-- PROVIDED RECORDS --

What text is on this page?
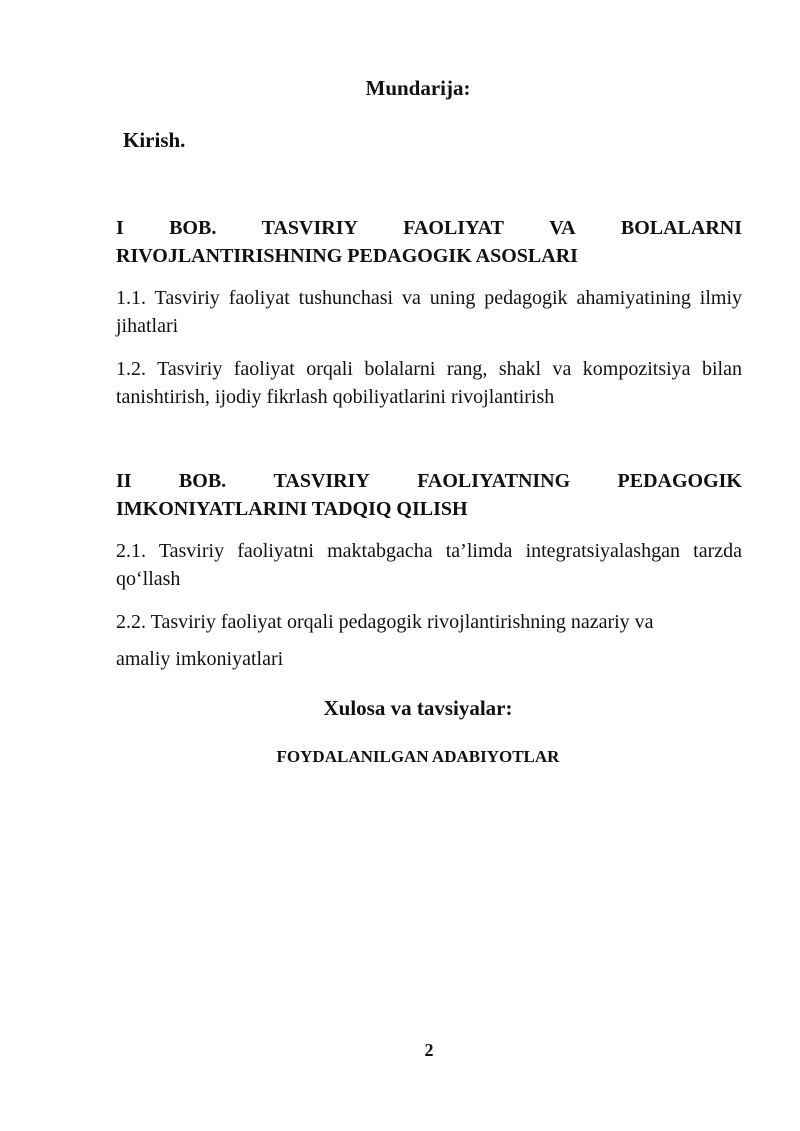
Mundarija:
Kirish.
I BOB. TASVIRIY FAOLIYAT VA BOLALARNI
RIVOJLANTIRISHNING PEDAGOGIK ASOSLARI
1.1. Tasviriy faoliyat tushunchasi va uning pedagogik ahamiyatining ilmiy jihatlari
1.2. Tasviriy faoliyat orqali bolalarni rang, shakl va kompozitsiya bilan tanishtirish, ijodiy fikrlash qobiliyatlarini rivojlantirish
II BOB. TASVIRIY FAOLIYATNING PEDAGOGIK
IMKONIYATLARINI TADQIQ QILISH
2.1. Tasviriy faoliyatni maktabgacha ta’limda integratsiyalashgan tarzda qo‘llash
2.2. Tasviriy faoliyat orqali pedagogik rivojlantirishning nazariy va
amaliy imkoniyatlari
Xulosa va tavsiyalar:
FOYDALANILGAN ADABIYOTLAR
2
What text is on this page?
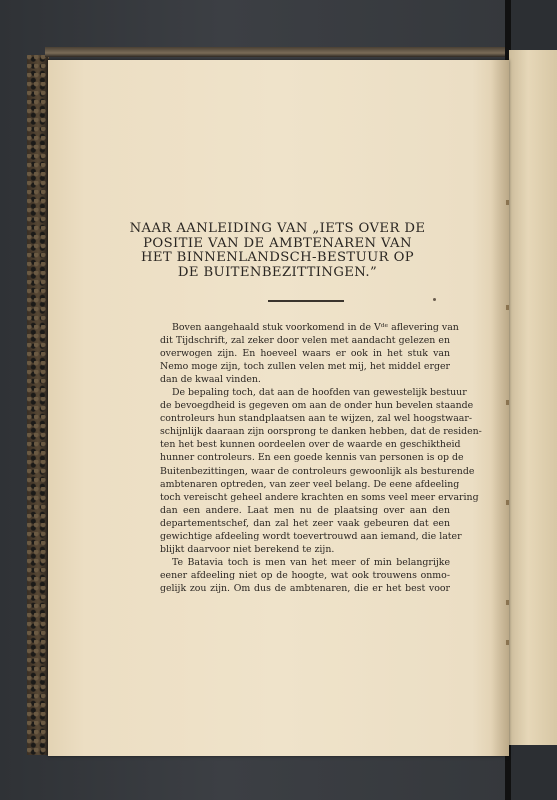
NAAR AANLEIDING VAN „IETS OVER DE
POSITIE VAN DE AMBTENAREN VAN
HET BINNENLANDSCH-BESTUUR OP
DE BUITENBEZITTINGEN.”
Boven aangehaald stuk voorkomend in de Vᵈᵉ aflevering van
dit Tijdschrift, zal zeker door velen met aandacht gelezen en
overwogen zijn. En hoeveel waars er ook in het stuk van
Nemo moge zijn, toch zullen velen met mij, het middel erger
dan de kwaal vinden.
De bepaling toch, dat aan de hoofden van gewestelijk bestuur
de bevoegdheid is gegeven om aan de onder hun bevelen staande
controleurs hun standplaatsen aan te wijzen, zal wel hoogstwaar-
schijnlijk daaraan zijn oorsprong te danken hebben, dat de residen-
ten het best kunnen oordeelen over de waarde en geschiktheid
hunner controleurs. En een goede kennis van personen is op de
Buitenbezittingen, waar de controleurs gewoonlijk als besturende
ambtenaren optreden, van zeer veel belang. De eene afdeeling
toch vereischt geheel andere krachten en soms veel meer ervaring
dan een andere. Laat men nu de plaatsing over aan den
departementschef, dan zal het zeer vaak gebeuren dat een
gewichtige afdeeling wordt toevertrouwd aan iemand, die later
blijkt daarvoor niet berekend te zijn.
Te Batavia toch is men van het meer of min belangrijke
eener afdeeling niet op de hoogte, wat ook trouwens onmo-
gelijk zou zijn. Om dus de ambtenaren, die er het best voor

==

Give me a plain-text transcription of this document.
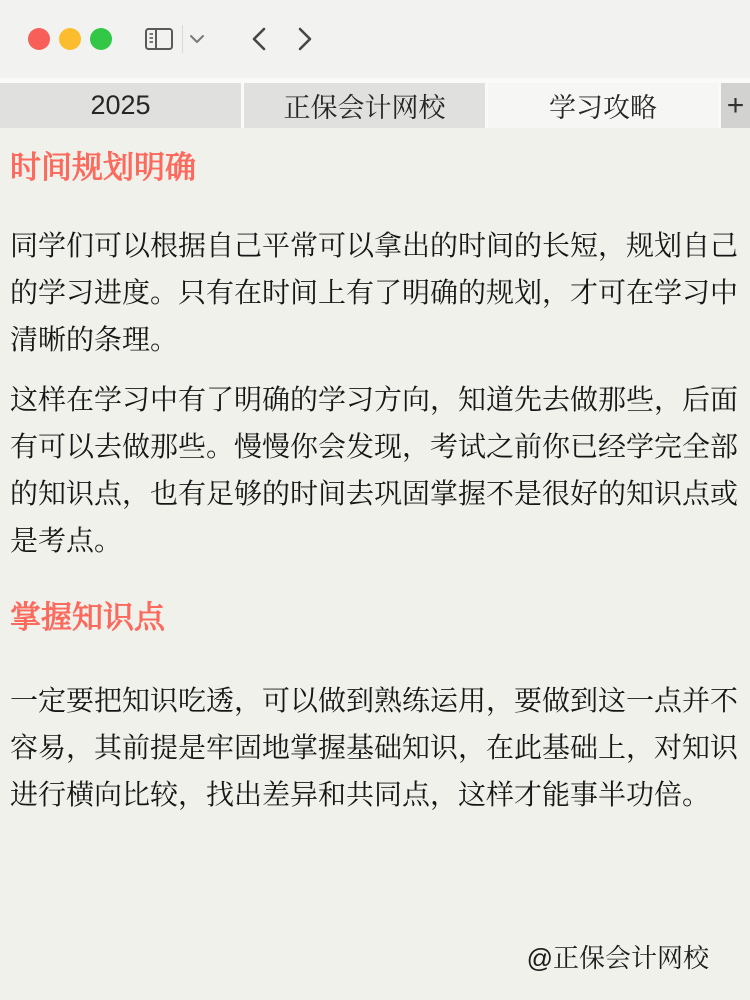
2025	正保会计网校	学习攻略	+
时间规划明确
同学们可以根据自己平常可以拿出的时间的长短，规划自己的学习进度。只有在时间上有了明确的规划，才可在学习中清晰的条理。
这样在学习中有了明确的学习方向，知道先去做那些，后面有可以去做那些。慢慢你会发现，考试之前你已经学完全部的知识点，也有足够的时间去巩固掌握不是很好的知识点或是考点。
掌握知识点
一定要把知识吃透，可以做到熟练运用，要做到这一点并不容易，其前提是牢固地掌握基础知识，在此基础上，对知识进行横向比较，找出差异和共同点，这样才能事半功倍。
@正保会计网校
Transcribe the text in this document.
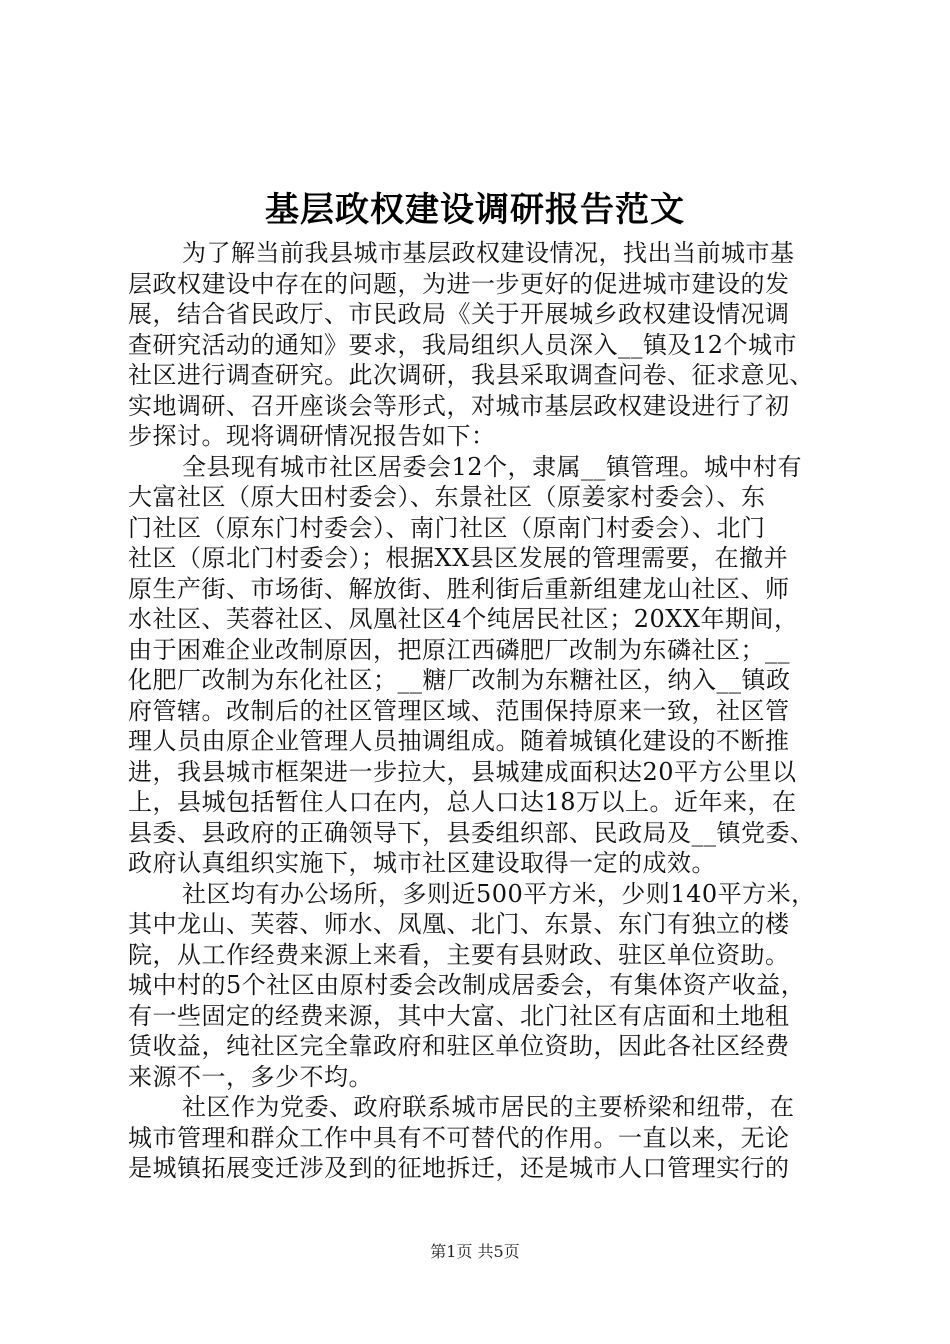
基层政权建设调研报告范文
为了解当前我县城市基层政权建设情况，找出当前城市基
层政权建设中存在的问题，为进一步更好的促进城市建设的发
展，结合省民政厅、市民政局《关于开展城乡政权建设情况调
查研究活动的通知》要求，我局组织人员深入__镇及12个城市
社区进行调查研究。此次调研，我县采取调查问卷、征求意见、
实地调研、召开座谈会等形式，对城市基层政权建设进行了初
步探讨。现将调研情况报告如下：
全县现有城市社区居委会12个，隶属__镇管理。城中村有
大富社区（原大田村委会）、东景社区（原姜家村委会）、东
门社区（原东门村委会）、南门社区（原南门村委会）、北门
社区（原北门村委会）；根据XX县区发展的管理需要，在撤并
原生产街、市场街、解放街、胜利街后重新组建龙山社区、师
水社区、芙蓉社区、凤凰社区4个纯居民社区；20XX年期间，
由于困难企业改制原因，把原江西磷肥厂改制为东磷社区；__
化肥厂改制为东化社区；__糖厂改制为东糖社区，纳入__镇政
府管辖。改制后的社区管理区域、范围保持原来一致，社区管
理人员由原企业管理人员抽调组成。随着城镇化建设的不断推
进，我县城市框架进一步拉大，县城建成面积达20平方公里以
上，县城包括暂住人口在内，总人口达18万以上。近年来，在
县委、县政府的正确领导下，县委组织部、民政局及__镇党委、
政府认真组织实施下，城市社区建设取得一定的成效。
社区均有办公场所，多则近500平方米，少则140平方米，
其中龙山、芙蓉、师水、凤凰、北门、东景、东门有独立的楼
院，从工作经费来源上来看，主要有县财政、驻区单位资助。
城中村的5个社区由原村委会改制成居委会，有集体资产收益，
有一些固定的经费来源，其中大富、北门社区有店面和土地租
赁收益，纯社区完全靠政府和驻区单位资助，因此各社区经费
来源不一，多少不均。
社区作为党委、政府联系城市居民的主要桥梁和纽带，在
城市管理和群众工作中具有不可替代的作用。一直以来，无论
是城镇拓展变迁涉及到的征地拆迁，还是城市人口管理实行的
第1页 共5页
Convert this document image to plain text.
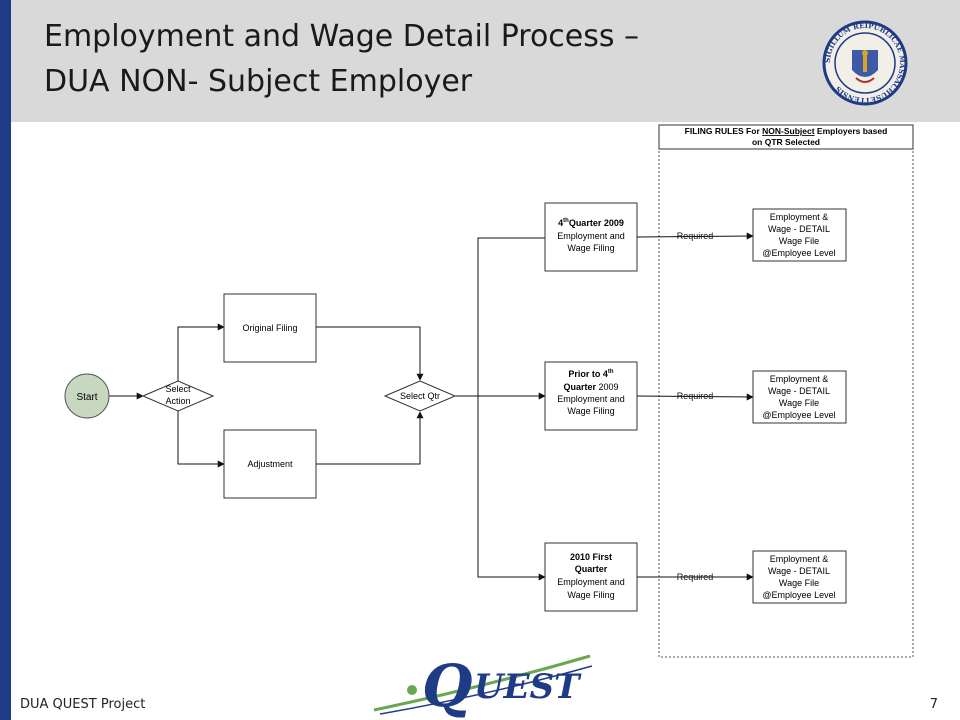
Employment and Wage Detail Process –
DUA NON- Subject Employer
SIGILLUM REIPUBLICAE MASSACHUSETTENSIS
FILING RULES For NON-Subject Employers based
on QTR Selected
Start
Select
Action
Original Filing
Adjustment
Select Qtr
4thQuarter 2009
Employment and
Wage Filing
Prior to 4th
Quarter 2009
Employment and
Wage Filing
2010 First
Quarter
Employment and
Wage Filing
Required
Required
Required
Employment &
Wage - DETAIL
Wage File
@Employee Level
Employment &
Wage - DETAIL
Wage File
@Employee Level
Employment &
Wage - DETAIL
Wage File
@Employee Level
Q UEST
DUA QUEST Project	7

-- TO DO --
Read the data above and pull out each line that holds the string "plain".

-- REPLY TO THE EXERCISE --
Give me a plain-text transcription of this document.
Convert this document image to plain text.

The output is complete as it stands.